YOUR TASK: Filter the records below for the word "Department". Copy each line that holds it.

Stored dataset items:
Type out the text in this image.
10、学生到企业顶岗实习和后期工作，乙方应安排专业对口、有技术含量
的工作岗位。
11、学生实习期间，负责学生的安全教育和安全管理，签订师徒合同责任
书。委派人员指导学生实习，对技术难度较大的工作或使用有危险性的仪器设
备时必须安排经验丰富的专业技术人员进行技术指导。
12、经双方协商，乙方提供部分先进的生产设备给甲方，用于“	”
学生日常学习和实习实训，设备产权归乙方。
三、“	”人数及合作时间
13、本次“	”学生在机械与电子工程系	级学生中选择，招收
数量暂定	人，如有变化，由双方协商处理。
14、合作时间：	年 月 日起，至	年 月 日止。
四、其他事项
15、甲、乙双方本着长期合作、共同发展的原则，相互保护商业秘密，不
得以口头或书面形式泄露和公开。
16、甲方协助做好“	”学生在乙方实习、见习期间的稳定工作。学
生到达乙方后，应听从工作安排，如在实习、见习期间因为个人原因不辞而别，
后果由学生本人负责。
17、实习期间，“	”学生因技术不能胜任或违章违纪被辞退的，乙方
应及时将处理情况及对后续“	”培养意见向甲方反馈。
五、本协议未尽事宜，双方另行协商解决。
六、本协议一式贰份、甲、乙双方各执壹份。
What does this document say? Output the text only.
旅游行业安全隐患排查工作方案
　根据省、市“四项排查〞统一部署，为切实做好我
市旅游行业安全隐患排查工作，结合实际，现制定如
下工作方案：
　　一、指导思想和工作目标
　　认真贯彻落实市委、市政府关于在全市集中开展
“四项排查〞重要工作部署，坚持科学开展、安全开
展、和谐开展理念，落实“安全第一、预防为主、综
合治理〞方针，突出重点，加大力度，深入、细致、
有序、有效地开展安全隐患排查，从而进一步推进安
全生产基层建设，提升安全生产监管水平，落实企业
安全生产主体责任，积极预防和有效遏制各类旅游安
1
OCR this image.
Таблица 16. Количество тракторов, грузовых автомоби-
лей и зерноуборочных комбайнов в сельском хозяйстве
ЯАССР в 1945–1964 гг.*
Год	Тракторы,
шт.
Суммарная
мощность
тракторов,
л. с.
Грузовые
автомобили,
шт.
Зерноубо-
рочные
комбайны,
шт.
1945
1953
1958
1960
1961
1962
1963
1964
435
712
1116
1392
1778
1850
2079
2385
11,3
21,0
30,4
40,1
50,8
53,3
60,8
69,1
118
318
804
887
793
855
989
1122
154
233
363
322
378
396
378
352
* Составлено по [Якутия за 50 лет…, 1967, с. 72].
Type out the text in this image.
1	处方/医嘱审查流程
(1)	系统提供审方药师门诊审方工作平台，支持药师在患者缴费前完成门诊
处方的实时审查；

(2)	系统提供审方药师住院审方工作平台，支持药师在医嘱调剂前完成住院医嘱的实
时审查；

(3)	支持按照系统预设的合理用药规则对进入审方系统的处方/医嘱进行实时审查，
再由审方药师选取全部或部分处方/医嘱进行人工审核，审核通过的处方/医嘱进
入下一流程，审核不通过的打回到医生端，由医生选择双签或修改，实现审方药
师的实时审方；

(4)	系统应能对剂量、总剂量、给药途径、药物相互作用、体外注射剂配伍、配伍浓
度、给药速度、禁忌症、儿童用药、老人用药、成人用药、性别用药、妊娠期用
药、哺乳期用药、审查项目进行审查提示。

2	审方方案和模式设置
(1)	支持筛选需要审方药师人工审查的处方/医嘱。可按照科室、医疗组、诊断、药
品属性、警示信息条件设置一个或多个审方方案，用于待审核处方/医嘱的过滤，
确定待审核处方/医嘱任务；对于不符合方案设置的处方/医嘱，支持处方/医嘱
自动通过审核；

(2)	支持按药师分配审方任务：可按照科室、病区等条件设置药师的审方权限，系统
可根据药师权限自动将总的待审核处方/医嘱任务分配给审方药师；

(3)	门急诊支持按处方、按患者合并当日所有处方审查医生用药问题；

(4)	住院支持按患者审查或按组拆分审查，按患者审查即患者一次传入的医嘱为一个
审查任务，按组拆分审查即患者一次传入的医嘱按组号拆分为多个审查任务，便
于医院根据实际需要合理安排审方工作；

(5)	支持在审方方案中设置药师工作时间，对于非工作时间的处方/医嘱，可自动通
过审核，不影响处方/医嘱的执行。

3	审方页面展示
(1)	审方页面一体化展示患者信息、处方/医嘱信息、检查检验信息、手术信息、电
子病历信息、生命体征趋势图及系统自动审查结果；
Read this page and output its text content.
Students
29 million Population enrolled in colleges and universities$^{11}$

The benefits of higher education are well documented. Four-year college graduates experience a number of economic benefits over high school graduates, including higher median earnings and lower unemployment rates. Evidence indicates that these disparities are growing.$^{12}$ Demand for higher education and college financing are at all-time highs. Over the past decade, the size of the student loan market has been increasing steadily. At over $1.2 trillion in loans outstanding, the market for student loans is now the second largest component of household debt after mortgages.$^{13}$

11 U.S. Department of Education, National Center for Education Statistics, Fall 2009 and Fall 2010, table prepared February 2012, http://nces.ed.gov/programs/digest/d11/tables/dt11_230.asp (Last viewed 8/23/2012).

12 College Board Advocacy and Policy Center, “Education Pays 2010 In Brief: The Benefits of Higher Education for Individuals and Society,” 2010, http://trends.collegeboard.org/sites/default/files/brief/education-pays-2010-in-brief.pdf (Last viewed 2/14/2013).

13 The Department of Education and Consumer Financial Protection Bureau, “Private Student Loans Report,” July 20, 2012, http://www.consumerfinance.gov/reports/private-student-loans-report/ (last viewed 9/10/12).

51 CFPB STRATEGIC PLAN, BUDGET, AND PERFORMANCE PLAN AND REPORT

EXPECTED ANSWER:
11 U.S. Department of Education, National Center for Education Statistics, Fall 2009 and Fall 2010, table prepared February 2012, http://nces.ed.gov/programs/digest/d11/tables/dt11_230.asp (Last viewed 8/23/2012).
13 The Department of Education and Consumer Financial Protection Bureau, “Private Student Loans Report,” July 20, 2012, http://www.consumerfinance.gov/reports/private-student-loans-report/ (last viewed 9/10/12).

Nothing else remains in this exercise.